[START OF Data lines]

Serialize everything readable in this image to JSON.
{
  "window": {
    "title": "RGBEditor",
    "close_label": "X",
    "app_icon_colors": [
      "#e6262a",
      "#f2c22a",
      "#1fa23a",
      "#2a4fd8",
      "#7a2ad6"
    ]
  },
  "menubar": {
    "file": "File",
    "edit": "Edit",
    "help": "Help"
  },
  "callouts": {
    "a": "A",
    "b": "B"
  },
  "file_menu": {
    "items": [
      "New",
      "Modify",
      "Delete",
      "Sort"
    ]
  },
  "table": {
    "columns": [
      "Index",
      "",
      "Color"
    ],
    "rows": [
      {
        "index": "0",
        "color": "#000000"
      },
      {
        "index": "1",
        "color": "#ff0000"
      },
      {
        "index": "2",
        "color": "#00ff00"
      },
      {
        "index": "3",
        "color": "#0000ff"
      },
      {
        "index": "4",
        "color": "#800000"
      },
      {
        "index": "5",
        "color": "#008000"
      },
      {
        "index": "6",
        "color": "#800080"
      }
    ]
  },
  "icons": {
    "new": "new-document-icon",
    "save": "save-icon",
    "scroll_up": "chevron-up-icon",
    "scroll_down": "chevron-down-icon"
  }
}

[END OF Data lines]

The exercise:
Repeat the data above, word for word.

Written solution:
Serialize everything readable in this image to JSON.
{
  "window": {
    "title": "RGBEditor",
    "close_label": "X",
    "app_icon_colors": [
      "#e6262a",
      "#f2c22a",
      "#1fa23a",
      "#2a4fd8",
      "#7a2ad6"
    ]
  },
  "menubar": {
    "file": "File",
    "edit": "Edit",
    "help": "Help"
  },
  "callouts": {
    "a": "A",
    "b": "B"
  },
  "file_menu": {
    "items": [
      "New",
      "Modify",
      "Delete",
      "Sort"
    ]
  },
  "table": {
    "columns": [
      "Index",
      "",
      "Color"
    ],
    "rows": [
      {
        "index": "0",
        "color": "#000000"
      },
      {
        "index": "1",
        "color": "#ff0000"
      },
      {
        "index": "2",
        "color": "#00ff00"
      },
      {
        "index": "3",
        "color": "#0000ff"
      },
      {
        "index": "4",
        "color": "#800000"
      },
      {
        "index": "5",
        "color": "#008000"
      },
      {
        "index": "6",
        "color": "#800080"
      }
    ]
  },
  "icons": {
    "new": "new-document-icon",
    "save": "save-icon",
    "scroll_up": "chevron-up-icon",
    "scroll_down": "chevron-down-icon"
  }
}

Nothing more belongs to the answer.